Stored data —

━━━━━━━━━━━━━━━━

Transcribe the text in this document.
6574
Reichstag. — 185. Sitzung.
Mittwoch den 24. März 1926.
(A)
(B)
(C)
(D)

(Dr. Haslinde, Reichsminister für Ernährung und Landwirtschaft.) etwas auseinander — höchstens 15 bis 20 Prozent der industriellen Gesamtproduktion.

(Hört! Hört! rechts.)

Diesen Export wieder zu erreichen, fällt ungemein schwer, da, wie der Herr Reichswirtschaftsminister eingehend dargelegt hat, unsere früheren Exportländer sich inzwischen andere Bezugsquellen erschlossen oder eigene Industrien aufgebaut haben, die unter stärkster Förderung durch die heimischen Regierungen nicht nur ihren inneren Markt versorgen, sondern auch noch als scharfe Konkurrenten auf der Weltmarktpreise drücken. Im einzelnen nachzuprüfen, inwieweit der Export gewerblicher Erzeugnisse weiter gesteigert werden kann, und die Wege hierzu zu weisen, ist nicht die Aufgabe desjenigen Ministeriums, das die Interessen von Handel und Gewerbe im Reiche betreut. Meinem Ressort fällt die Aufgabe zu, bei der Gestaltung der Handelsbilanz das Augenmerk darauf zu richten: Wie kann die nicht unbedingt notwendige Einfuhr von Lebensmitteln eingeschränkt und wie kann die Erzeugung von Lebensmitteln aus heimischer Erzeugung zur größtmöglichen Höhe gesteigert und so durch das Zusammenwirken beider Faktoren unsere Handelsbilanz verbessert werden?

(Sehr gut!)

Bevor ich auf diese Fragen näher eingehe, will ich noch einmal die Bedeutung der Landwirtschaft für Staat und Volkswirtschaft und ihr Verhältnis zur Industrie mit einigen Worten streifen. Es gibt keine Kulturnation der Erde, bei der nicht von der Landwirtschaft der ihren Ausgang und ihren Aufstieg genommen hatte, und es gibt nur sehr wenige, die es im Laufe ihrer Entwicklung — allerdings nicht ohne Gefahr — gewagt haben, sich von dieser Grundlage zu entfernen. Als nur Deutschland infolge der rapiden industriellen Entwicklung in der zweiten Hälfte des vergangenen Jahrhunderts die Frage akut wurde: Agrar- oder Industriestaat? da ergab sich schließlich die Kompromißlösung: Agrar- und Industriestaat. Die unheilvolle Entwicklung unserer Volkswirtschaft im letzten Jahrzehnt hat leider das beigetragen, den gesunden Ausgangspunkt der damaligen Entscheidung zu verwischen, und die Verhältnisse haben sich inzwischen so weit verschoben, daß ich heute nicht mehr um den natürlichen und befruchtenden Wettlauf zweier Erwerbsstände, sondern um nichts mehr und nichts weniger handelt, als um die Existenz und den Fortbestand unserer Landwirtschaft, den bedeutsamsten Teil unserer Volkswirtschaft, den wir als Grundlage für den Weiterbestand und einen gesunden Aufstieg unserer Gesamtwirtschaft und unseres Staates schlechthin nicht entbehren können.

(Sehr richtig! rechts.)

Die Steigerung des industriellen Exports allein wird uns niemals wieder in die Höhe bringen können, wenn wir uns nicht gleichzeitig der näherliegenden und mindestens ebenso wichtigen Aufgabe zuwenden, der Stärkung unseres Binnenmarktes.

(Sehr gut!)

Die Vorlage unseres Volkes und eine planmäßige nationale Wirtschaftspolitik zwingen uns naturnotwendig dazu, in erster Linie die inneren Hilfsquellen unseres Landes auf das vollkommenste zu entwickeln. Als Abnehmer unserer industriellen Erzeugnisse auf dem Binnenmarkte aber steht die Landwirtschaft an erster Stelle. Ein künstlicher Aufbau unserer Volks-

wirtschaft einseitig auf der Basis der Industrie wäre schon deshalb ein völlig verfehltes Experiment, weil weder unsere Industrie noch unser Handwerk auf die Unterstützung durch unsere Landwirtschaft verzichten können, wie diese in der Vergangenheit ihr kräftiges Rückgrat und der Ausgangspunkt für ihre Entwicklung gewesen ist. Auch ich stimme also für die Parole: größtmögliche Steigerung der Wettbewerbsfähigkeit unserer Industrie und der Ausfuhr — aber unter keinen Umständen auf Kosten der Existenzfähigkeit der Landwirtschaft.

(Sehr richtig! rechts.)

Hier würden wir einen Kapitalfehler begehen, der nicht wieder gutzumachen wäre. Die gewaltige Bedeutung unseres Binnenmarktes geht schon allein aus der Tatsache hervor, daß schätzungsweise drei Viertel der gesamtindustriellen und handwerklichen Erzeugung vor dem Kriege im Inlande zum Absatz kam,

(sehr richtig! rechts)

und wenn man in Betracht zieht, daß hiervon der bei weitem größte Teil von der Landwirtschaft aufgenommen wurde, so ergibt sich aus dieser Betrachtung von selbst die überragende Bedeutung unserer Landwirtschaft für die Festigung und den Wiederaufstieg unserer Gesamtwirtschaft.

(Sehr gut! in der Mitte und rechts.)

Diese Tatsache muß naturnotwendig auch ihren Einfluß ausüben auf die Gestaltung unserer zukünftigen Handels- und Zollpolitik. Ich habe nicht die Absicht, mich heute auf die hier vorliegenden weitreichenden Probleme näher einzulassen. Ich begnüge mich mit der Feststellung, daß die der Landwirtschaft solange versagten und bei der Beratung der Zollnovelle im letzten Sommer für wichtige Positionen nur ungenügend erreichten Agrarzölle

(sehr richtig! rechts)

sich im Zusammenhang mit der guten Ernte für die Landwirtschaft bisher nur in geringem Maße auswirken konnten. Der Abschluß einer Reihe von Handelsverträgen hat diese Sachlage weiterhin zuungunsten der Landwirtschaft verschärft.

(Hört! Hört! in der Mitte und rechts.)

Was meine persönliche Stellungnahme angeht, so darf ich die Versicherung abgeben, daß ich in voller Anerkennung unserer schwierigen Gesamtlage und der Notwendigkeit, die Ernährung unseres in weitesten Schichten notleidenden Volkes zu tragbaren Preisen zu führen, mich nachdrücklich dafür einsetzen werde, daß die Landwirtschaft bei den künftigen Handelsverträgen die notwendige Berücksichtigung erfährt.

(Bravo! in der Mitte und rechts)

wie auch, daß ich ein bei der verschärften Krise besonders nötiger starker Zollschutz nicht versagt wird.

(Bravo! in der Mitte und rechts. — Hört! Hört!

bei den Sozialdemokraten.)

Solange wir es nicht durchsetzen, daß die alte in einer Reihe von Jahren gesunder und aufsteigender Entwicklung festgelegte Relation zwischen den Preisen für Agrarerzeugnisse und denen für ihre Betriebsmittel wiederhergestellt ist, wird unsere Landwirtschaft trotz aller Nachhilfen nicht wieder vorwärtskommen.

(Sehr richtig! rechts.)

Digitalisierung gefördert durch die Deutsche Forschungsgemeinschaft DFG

━━━━━━━━━━━━━━━━

To do — Wherever a line above contains the string "Ernährung", count it; then give the total alone.

Answer — 2